▸ Given exercise:
Using the data below, copy every line that contains the word "بنسبة".

━━━ Stored records

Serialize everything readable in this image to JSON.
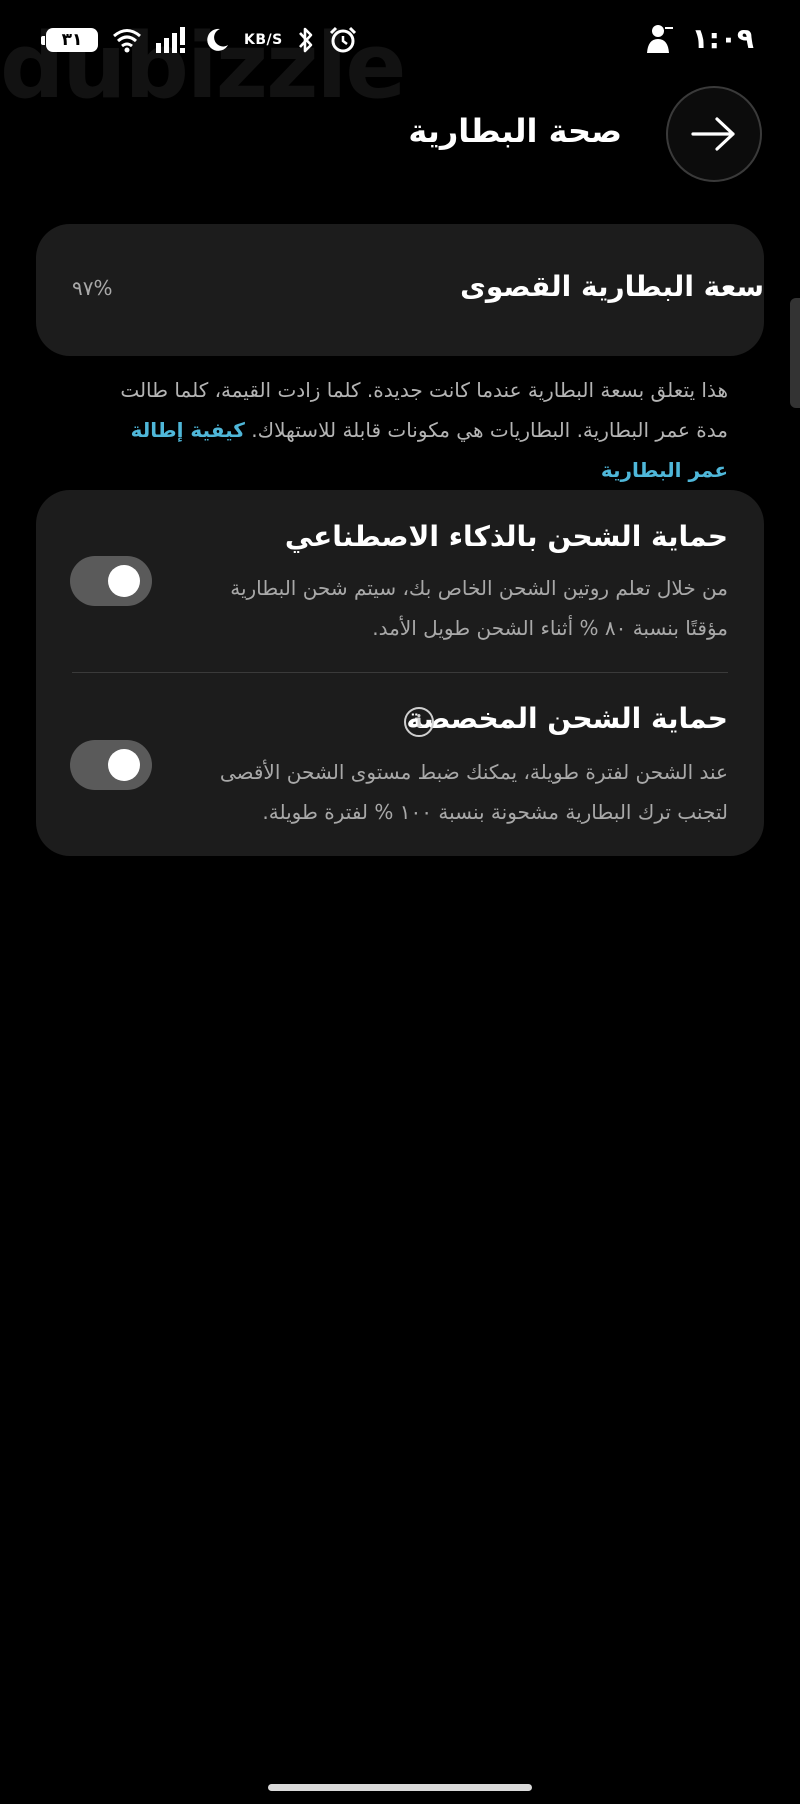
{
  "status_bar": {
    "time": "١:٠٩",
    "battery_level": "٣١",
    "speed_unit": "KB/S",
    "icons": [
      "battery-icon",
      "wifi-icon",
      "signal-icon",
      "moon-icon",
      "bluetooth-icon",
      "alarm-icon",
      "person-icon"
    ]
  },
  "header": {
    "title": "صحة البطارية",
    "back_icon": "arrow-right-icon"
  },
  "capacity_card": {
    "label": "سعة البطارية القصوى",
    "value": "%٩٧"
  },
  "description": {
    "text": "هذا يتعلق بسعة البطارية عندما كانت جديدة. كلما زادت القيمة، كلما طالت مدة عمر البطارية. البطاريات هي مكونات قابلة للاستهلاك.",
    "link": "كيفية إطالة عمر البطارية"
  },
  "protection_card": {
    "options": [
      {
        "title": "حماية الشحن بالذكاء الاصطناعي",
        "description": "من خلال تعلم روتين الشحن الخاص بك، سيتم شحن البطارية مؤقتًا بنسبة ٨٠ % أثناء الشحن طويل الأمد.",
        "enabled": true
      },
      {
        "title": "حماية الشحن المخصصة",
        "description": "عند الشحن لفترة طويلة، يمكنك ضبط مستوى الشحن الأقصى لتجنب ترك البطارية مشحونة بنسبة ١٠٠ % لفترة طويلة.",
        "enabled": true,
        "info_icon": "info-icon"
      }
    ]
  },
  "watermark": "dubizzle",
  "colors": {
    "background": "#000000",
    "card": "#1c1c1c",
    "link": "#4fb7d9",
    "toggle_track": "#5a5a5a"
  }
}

━━━━━━

▸ Reply to the task:
        "description": "من خلال تعلم روتين الشحن الخاص بك، سيتم شحن البطارية مؤقتًا بنسبة ٨٠ % أثناء الشحن طويل الأمد.",
        "description": "عند الشحن لفترة طويلة، يمكنك ضبط مستوى الشحن الأقصى لتجنب ترك البطارية مشحونة بنسبة ١٠٠ % لفترة طويلة.",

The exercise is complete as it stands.